» EXTRACTED RECORDS:
————————

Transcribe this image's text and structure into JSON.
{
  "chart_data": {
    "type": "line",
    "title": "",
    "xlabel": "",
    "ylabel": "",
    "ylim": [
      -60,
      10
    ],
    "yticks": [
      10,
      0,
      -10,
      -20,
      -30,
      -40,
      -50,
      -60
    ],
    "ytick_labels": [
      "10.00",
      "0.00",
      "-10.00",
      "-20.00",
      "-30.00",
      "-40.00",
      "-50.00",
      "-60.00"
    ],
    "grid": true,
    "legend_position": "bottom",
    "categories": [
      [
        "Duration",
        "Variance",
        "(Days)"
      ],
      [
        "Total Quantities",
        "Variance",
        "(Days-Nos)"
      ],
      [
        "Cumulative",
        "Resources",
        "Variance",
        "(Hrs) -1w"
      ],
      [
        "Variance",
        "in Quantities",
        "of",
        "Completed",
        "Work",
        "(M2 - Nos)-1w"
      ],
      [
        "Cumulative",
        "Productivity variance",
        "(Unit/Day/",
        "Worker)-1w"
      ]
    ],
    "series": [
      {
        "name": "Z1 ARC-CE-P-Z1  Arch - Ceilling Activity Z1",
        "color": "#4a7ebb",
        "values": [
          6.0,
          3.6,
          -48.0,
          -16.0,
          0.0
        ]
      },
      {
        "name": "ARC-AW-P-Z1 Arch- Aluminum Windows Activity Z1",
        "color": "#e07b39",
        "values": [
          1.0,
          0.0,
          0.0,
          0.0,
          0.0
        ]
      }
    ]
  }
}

————————

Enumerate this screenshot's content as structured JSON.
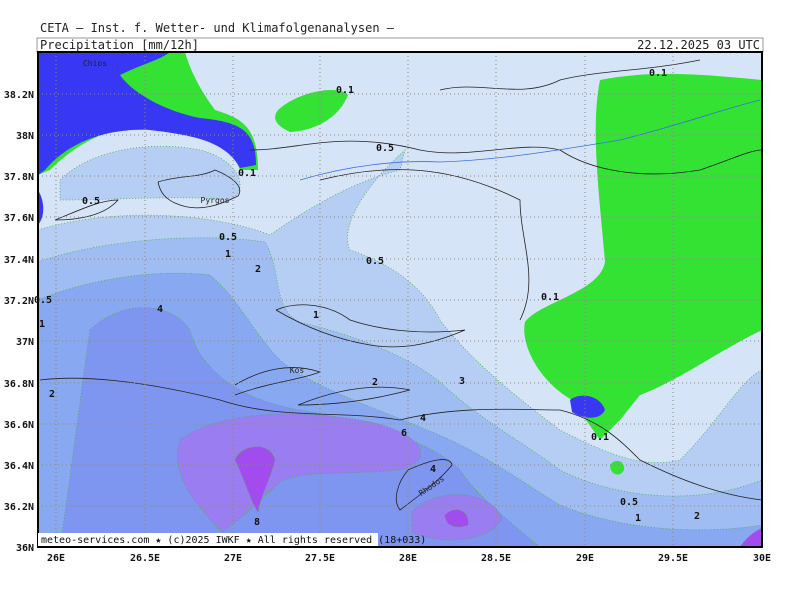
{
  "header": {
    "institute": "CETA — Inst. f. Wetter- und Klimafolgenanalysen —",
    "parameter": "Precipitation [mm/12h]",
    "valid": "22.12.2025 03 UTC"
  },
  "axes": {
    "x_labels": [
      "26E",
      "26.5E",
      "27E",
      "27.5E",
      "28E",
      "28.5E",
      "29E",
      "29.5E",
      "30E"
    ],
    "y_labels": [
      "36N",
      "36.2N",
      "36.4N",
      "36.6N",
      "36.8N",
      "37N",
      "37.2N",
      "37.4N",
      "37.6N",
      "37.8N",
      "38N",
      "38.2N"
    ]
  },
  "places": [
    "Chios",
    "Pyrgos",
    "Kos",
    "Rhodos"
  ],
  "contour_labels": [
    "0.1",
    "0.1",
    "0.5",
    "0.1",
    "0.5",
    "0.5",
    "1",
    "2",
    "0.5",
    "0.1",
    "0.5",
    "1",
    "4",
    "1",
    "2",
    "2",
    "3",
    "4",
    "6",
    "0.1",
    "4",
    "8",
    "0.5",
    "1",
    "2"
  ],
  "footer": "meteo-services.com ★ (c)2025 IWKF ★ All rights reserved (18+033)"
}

————————

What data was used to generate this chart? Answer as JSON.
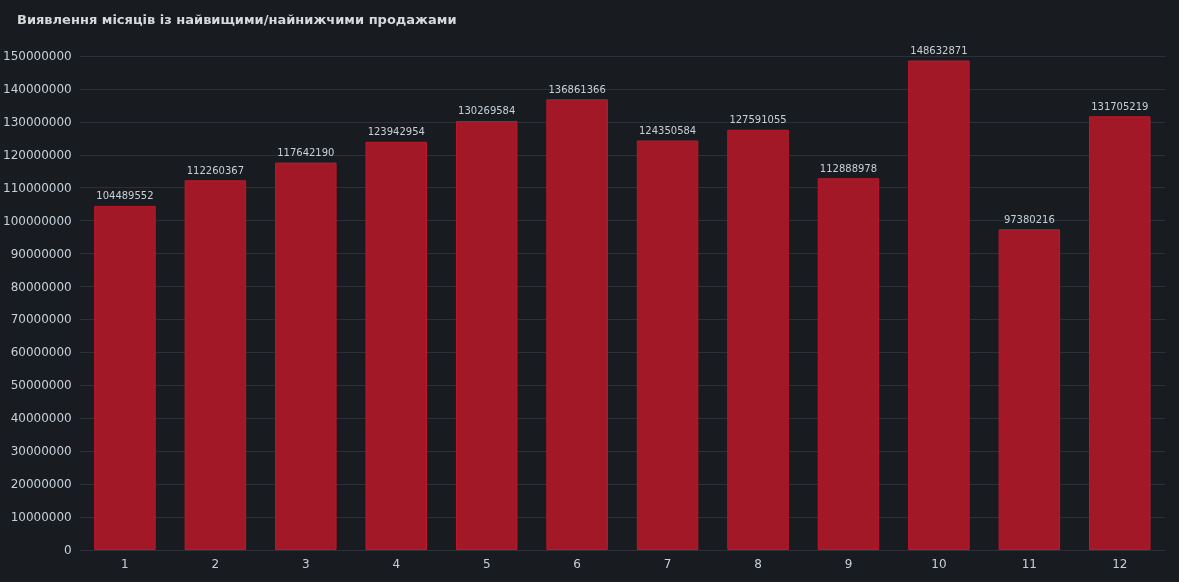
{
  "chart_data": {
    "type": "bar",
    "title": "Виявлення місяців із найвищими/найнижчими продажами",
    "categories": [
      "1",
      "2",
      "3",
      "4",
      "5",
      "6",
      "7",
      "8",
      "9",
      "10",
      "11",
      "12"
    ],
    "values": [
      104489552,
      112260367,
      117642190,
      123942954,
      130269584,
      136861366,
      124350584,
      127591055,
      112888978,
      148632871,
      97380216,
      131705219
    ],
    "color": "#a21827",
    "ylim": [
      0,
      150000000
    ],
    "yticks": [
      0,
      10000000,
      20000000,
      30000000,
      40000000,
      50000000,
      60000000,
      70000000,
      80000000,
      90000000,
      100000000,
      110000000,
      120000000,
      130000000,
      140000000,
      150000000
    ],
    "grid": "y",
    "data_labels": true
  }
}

————————

» WRITTEN EXERCISE: Find and copy each line above that includes the string "Activity".

» REPLY TO THE TASK:
        "name": "Z1 ARC-CE-P-Z1  Arch - Ceilling Activity Z1",
        "name": "ARC-AW-P-Z1 Arch- Aluminum Windows Activity Z1",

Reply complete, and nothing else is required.